WORK TO DO –
Determine the number of lines containing the word "Rodgers". Reply with it and nothing else.
======== PROVIDED RECORDS ========
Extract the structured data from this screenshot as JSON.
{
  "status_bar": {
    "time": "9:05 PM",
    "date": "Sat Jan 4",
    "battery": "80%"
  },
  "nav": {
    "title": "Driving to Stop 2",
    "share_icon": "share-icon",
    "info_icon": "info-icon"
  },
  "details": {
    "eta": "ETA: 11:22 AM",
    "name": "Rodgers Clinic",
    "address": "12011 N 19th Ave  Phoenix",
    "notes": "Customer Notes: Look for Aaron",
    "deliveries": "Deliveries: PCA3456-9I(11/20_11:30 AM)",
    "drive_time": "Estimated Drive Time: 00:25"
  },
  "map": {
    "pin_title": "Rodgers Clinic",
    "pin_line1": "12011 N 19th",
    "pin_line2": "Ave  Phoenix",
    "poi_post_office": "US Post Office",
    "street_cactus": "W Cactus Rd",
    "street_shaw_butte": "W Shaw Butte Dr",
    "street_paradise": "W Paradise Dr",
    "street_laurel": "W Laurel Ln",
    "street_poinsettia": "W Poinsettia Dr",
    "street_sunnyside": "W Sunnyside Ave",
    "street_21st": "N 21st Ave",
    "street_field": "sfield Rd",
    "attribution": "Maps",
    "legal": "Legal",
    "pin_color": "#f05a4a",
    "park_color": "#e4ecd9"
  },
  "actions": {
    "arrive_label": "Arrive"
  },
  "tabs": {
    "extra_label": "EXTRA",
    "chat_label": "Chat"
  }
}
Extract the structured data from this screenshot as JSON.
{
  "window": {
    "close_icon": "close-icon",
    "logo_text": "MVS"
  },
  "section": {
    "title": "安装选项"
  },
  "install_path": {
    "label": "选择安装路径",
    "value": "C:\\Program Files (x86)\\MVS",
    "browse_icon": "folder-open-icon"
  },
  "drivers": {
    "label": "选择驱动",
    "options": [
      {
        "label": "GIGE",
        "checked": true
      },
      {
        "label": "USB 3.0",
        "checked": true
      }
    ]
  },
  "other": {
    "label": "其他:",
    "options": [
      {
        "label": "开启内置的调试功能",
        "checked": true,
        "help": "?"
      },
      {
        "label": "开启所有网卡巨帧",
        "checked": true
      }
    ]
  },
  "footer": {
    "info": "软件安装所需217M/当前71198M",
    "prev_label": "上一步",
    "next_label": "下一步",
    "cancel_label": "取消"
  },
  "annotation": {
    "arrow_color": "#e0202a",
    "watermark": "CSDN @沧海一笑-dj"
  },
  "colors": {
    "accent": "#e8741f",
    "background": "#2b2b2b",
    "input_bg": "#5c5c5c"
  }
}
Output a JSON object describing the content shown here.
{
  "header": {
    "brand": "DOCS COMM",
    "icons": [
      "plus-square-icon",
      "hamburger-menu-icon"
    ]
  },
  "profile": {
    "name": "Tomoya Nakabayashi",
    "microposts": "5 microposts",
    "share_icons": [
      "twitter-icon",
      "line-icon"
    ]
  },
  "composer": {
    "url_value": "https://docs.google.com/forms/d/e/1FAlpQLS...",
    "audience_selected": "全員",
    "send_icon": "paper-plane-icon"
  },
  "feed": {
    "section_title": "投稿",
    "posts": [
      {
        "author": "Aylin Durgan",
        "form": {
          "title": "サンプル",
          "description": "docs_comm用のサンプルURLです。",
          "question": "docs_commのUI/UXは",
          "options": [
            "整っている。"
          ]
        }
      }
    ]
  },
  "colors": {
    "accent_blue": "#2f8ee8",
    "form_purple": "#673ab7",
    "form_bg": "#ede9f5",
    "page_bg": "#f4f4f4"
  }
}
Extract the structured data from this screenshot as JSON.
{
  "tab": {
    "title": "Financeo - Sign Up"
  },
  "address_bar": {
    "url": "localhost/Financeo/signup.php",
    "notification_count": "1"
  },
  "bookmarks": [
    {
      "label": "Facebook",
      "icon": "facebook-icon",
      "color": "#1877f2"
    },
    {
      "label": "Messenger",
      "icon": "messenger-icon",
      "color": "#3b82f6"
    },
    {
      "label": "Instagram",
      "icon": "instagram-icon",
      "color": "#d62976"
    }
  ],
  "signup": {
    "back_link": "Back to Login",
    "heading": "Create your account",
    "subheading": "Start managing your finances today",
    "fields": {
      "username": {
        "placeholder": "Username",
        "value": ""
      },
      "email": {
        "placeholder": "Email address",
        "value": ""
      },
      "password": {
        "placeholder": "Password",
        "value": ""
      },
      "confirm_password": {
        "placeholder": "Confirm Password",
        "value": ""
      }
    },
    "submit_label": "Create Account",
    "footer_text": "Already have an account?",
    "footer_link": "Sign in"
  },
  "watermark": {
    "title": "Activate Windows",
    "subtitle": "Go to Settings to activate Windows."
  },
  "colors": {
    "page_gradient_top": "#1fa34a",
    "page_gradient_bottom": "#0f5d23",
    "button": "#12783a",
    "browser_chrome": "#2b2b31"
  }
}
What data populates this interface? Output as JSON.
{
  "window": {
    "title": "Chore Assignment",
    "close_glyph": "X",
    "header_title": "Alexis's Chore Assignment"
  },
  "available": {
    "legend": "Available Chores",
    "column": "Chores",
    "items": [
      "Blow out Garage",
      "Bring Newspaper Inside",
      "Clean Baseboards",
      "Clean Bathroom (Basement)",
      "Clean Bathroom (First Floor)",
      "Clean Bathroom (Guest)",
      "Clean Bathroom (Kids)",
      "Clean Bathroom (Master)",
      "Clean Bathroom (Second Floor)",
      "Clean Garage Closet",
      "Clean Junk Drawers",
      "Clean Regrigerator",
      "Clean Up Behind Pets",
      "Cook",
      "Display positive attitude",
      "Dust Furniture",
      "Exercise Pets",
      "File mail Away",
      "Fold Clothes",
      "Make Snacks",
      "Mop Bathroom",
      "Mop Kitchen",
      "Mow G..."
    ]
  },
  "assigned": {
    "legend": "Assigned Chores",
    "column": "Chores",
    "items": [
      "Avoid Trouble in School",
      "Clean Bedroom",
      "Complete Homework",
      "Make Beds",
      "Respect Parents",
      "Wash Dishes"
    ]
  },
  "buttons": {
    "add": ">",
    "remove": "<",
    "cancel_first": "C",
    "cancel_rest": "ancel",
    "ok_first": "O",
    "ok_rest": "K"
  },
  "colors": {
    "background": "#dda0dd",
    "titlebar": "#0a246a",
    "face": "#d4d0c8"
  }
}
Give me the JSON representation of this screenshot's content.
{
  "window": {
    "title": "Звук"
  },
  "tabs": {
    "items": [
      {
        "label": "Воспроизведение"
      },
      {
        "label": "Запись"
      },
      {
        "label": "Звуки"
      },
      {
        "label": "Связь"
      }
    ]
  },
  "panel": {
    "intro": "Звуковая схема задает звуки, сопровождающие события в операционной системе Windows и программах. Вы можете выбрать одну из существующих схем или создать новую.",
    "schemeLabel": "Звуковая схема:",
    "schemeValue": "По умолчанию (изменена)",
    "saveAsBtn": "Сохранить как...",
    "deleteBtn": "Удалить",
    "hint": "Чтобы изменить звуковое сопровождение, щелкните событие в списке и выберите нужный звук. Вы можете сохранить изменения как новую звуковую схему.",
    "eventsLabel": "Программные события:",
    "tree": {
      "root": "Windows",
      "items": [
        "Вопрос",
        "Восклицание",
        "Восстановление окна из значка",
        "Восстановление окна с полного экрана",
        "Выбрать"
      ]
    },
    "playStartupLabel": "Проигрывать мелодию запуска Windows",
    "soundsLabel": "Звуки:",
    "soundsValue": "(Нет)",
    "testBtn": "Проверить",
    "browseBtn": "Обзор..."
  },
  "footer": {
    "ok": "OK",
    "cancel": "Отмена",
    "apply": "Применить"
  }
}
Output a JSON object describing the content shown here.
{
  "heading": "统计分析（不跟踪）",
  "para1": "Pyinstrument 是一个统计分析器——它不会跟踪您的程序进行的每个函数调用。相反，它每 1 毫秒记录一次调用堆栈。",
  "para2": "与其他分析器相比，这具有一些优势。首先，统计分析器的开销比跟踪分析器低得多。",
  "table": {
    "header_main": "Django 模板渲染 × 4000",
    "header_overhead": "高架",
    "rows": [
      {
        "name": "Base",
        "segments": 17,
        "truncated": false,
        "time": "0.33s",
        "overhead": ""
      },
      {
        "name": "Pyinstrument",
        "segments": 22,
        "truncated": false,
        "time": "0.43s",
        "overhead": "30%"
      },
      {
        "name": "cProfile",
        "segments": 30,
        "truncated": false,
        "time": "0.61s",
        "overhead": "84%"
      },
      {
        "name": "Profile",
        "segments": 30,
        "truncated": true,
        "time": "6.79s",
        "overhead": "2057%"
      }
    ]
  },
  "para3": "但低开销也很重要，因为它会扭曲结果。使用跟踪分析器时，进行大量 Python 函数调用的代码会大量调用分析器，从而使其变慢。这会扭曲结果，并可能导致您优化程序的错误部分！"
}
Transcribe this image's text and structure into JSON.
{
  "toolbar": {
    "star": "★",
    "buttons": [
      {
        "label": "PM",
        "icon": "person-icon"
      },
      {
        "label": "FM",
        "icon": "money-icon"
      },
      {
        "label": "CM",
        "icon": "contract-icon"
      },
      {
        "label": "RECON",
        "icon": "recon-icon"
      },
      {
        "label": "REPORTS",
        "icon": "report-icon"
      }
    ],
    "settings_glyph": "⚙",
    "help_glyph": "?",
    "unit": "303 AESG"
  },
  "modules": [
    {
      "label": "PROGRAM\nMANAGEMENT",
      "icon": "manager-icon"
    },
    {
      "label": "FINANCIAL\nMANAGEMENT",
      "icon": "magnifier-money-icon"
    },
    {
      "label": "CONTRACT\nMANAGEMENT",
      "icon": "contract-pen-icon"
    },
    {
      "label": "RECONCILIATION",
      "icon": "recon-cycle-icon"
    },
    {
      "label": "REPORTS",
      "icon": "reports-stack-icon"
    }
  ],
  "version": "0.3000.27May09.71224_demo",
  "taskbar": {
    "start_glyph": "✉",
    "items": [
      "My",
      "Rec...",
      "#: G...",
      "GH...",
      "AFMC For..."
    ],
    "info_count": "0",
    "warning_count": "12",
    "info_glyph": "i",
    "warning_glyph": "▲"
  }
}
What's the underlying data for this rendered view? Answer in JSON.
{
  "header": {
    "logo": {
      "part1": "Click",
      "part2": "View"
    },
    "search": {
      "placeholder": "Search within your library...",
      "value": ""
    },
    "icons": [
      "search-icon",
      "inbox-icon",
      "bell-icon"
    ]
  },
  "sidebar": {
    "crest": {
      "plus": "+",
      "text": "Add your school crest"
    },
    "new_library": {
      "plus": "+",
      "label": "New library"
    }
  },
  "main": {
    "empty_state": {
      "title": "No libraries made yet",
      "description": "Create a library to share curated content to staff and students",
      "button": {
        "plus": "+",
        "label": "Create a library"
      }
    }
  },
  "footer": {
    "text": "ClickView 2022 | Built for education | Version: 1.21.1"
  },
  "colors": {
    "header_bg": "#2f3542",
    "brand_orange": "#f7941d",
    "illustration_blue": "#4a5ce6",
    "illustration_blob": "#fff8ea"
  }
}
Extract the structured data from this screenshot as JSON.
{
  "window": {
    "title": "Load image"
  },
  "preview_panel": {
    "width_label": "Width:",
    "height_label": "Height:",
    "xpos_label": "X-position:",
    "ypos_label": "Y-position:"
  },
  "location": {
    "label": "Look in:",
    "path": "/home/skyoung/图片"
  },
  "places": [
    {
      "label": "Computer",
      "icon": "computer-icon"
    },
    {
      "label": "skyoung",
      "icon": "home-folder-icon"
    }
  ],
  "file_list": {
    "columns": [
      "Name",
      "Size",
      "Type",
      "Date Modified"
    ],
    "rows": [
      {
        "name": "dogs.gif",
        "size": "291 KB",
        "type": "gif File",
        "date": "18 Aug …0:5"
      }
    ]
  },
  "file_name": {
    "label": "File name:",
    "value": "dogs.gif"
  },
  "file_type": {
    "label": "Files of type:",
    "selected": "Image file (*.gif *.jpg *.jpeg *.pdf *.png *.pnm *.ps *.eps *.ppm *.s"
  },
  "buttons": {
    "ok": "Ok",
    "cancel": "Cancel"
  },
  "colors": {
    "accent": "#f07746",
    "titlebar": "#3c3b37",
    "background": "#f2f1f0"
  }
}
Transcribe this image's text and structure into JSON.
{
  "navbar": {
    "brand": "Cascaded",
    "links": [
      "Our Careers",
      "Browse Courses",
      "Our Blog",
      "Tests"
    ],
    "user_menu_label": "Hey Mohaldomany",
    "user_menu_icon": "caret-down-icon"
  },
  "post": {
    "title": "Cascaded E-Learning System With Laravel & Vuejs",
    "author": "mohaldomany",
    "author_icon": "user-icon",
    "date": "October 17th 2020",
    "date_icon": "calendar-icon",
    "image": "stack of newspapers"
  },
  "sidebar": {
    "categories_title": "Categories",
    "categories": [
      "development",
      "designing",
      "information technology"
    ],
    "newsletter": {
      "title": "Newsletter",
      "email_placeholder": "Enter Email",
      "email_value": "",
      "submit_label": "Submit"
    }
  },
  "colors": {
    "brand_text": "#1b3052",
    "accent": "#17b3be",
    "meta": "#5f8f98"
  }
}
========
PROBLEM SOLUTION –
2